━━━ DATASET

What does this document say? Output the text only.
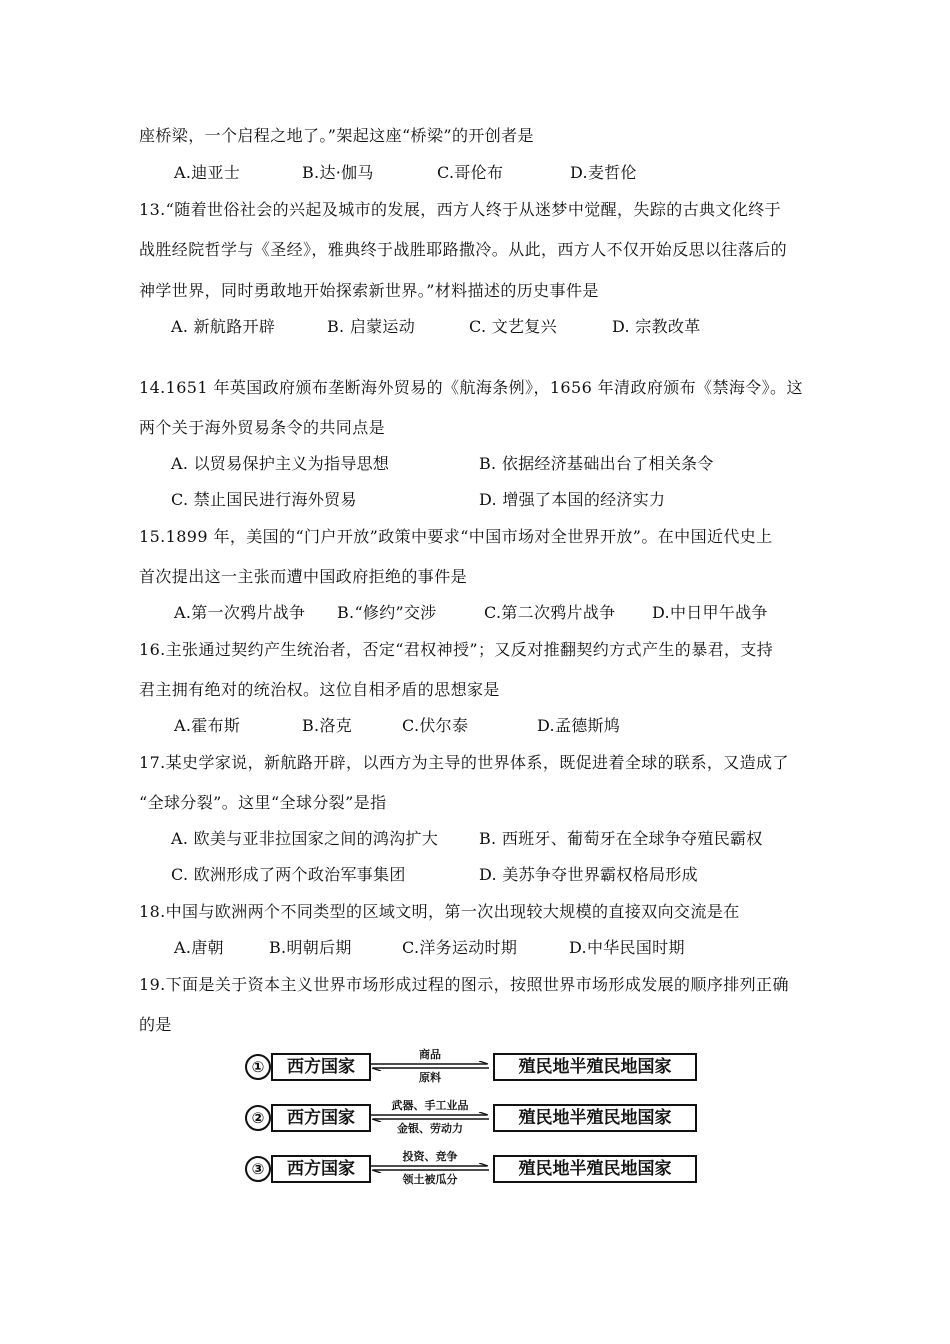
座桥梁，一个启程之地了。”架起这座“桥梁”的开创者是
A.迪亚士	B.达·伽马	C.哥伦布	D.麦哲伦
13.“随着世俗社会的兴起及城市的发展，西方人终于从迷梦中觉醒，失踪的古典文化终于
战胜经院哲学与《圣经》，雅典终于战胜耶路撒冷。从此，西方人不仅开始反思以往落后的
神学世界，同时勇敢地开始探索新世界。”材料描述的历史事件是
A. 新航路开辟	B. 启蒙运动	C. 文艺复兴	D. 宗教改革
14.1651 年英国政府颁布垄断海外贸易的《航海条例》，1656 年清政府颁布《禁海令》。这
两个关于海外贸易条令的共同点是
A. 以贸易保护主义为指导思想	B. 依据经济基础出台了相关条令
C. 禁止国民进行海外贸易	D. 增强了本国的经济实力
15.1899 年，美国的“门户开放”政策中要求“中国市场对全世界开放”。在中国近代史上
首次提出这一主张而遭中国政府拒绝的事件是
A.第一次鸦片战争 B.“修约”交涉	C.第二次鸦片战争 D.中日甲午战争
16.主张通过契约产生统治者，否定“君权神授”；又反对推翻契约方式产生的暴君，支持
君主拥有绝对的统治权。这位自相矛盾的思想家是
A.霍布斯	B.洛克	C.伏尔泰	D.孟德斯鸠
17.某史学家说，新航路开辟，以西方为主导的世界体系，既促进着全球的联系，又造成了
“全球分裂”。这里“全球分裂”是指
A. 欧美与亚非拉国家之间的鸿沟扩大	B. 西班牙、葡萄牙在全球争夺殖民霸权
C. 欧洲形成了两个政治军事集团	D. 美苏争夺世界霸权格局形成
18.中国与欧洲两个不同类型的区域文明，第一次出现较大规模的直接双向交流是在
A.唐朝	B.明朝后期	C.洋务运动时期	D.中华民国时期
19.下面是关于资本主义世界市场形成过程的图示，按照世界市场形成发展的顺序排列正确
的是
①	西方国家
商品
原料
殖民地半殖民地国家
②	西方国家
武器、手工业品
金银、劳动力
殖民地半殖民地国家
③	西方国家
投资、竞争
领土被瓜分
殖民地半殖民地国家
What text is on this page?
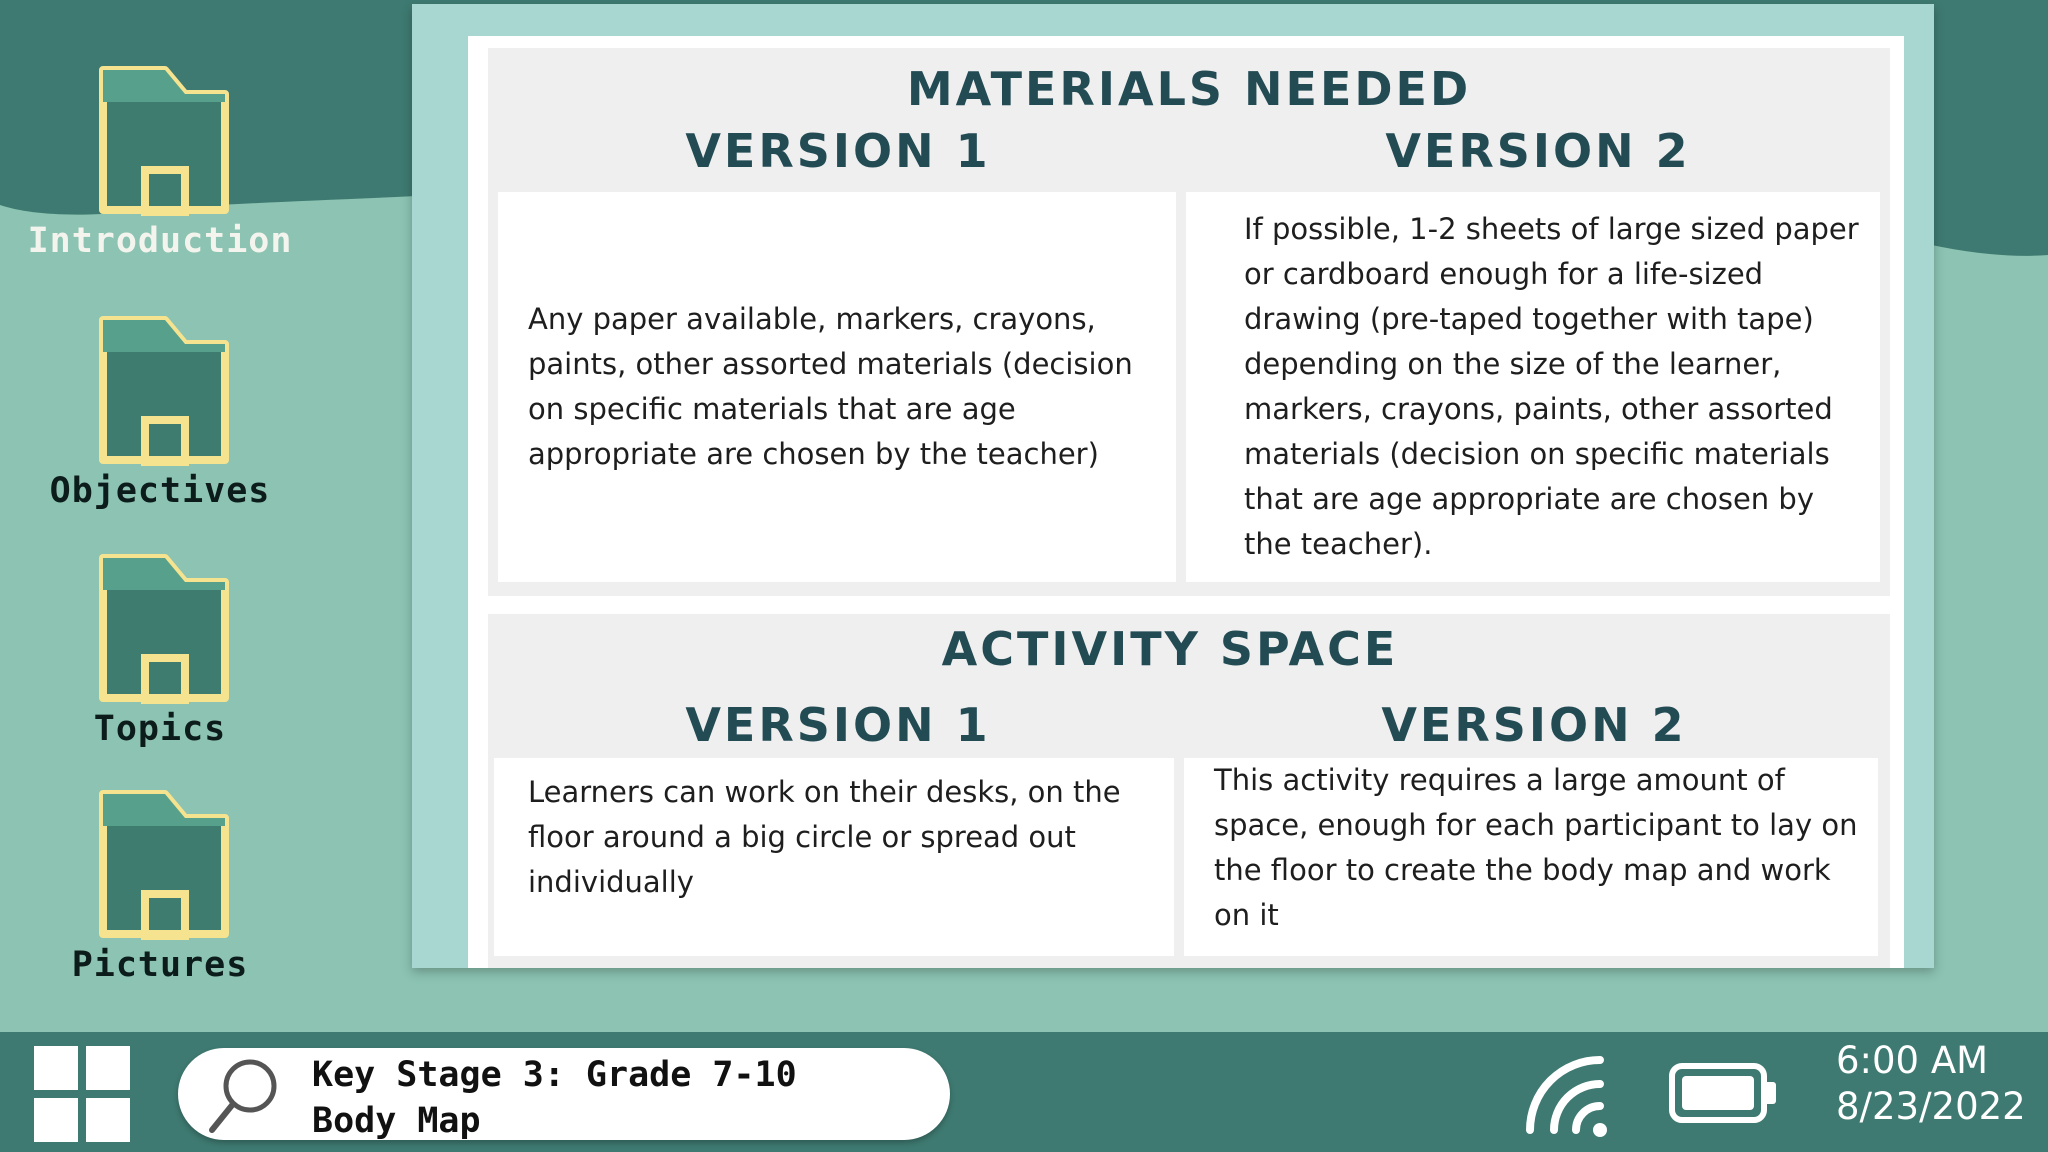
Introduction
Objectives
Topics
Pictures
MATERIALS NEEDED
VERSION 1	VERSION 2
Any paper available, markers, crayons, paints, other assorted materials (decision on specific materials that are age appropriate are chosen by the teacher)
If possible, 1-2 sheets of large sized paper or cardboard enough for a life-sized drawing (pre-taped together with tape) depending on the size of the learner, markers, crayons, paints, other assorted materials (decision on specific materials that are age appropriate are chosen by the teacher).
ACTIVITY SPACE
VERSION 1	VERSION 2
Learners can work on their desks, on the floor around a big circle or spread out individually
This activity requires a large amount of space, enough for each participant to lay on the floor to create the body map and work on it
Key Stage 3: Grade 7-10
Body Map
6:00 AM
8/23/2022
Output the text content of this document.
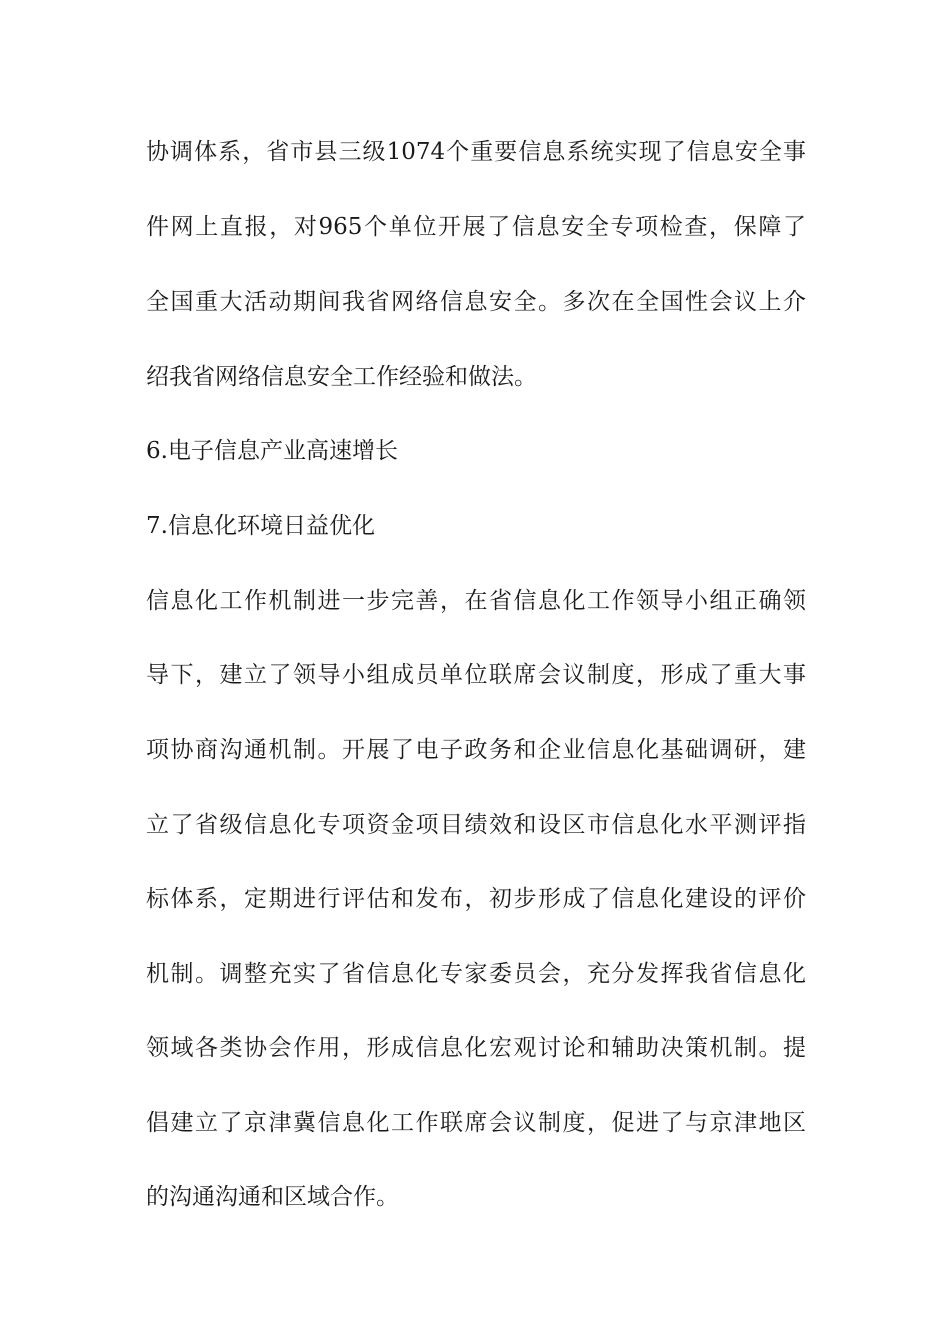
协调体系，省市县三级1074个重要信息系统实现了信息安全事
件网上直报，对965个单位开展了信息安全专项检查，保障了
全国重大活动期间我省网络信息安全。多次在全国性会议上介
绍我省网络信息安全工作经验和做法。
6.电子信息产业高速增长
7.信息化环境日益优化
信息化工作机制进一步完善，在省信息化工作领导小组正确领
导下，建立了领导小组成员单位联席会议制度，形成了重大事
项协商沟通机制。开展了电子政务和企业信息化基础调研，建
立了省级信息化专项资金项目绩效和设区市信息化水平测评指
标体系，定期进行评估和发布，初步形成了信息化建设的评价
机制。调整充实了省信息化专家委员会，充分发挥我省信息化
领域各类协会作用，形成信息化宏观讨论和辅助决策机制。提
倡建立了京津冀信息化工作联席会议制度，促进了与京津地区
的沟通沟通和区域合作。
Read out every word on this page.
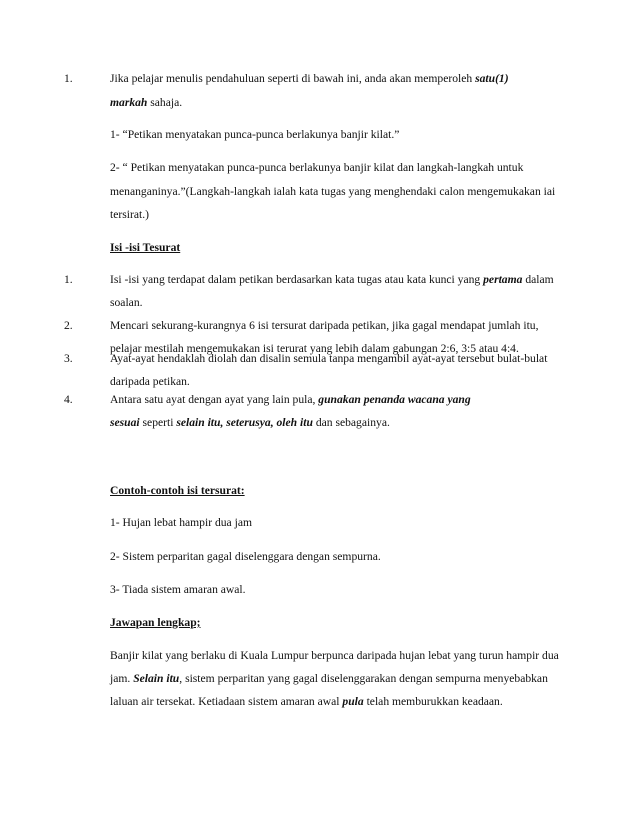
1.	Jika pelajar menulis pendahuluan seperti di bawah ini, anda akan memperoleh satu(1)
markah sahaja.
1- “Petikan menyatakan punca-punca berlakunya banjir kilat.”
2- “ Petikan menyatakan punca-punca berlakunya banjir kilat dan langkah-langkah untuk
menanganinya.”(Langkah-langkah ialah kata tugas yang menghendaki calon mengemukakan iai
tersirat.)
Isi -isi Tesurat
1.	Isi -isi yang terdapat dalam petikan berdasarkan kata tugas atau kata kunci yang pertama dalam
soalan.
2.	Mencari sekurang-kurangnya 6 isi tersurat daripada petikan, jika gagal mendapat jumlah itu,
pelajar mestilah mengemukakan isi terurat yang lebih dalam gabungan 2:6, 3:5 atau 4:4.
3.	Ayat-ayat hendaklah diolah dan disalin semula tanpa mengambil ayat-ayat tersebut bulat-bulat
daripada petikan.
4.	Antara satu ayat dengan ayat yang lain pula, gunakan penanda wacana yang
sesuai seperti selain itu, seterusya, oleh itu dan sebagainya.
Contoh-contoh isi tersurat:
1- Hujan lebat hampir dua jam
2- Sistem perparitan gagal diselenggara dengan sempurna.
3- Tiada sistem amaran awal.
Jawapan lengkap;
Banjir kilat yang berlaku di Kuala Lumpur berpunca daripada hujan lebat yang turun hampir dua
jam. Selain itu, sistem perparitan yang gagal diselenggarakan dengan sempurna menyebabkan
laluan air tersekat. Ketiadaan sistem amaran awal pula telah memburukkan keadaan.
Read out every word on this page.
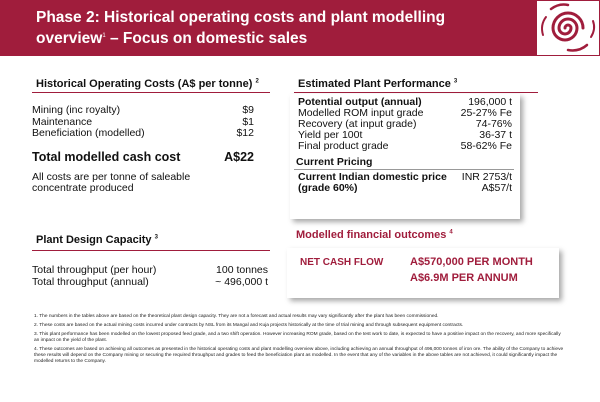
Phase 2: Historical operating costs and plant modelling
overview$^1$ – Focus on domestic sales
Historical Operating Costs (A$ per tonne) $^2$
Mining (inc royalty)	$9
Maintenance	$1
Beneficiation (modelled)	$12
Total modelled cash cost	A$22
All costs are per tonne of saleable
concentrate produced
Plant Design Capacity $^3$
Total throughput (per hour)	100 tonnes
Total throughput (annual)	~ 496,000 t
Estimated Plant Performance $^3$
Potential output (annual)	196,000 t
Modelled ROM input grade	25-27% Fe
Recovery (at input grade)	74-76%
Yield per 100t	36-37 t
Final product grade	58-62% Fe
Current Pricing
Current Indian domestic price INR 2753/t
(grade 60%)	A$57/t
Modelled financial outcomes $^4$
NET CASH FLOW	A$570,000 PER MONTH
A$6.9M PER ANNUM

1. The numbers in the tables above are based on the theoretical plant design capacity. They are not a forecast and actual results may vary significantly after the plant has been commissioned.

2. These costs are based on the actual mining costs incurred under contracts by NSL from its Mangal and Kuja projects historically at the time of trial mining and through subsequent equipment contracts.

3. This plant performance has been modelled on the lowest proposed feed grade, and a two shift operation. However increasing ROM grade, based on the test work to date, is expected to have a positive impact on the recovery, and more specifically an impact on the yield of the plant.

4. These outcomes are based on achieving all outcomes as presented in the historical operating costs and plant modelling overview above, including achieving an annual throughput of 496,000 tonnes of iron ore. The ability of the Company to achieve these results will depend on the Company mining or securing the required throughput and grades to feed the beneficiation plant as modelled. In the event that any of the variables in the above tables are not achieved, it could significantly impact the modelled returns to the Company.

━━━━━━

Scan the material above. Return every line containing the string "menyatakan".

1- “Petikan menyatakan punca-punca berlakunya banjir kilat.”
2- “ Petikan menyatakan punca-punca berlakunya banjir kilat dan langkah-langkah untuk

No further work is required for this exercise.